##### Dataset #####

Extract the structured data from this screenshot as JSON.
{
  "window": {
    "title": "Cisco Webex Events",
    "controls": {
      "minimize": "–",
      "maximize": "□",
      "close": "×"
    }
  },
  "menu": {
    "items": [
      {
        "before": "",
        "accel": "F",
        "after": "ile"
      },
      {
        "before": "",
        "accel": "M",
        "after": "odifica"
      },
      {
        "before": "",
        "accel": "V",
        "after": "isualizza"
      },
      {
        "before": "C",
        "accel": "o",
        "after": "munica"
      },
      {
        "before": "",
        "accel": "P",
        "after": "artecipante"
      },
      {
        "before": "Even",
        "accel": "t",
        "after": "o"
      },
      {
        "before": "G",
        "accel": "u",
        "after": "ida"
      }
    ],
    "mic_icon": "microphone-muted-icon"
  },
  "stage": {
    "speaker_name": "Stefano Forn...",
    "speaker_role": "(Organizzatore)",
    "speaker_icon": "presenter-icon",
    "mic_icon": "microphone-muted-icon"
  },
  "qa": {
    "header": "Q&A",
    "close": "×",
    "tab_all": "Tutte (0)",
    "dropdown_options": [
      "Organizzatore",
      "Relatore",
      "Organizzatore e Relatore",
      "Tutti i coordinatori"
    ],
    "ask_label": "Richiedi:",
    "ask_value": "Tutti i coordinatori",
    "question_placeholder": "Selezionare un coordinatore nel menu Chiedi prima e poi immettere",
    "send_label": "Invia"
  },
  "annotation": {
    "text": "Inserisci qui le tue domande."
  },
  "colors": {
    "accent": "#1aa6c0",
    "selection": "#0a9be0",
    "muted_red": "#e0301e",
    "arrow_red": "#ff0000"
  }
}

#####

### Short task
How many lines of the listing include the string "Tutti"? Answer with the number alone.

### Finished exercise
2